Locate the lines of the listing below that hold "Αρχαιολογικοί", then copy each of them.

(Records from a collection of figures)
>> BEGIN
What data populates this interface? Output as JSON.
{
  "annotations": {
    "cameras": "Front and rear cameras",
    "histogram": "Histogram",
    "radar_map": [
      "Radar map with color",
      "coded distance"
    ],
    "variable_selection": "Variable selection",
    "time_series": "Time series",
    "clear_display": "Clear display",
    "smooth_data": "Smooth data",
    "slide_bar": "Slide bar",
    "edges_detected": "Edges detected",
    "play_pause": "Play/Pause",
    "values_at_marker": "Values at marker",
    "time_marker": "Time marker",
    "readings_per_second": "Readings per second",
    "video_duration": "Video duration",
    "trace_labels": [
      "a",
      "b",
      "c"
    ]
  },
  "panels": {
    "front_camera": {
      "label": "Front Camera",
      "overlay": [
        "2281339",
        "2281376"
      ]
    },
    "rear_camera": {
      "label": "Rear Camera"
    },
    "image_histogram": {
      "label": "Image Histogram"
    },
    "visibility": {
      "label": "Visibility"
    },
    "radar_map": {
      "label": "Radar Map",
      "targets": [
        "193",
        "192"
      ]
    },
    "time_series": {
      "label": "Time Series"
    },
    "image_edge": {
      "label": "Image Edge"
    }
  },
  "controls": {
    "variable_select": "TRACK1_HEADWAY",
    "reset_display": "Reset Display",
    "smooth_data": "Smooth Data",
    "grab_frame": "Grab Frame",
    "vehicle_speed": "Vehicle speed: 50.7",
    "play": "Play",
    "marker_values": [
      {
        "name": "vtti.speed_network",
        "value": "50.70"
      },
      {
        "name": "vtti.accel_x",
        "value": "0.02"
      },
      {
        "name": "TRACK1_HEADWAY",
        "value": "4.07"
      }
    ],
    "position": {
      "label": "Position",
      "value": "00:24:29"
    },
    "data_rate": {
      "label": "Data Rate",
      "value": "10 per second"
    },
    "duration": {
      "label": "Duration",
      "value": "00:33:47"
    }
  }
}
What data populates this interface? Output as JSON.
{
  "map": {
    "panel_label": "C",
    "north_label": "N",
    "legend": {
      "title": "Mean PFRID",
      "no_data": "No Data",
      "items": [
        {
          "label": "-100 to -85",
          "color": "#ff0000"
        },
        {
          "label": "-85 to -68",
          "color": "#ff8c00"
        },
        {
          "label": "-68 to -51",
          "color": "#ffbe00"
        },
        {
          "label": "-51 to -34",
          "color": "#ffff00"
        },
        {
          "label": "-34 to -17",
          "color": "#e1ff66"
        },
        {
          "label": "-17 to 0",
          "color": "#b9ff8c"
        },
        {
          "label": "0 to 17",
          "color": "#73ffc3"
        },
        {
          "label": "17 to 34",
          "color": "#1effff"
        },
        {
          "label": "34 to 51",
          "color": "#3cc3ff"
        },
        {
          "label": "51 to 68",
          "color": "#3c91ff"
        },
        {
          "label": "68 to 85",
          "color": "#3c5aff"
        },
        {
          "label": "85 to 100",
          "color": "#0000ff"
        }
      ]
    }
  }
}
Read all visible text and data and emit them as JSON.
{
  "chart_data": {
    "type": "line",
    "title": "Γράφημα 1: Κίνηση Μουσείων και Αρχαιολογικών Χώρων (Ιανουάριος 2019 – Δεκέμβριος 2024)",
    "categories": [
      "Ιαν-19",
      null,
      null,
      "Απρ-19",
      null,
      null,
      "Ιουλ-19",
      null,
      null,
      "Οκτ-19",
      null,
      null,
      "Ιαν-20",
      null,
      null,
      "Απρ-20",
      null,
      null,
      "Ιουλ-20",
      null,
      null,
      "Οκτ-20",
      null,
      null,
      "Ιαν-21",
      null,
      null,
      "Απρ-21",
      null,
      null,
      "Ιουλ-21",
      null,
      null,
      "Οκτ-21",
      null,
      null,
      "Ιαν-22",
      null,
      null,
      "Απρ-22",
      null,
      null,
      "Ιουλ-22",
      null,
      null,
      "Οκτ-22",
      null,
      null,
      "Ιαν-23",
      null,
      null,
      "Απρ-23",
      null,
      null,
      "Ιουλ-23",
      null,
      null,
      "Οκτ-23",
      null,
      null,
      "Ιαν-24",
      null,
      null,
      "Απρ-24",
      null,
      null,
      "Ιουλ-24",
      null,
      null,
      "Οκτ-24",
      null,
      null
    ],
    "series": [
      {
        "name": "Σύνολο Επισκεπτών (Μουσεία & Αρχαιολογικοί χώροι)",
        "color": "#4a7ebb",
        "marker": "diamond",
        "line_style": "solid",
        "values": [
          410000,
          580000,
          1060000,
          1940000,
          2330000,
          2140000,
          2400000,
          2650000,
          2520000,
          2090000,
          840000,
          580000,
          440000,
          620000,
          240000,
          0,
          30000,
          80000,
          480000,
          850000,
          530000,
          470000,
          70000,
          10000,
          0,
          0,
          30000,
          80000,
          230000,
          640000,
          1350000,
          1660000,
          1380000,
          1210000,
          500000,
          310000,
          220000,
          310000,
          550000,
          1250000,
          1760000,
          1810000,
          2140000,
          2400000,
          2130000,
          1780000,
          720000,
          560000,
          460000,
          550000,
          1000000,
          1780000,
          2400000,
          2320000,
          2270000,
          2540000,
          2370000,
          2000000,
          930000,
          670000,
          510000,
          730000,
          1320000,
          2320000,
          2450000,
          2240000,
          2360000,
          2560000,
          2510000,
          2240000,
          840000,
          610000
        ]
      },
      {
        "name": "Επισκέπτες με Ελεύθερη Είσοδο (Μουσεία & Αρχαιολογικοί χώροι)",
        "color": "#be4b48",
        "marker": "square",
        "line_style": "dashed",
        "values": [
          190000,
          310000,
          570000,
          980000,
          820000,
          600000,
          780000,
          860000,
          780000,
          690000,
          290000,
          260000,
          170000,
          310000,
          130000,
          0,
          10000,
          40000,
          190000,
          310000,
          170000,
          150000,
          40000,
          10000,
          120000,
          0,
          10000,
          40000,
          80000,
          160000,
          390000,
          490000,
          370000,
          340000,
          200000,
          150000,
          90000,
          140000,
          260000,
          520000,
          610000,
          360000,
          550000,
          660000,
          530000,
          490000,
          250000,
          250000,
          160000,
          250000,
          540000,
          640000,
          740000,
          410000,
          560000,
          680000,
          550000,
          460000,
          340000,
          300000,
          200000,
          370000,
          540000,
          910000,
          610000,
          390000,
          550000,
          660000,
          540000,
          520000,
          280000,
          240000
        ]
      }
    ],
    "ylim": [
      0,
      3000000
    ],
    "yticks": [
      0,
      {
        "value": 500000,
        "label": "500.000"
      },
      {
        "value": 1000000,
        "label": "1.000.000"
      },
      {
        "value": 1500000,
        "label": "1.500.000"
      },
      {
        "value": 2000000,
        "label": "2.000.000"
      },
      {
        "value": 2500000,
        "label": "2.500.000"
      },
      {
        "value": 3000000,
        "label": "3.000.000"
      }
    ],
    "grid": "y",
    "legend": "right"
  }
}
>> END
## Result of this exercise
        "name": "Σύνολο Επισκεπτών (Μουσεία & Αρχαιολογικοί χώροι)",
        "name": "Επισκέπτες με Ελεύθερη Είσοδο (Μουσεία & Αρχαιολογικοί χώροι)",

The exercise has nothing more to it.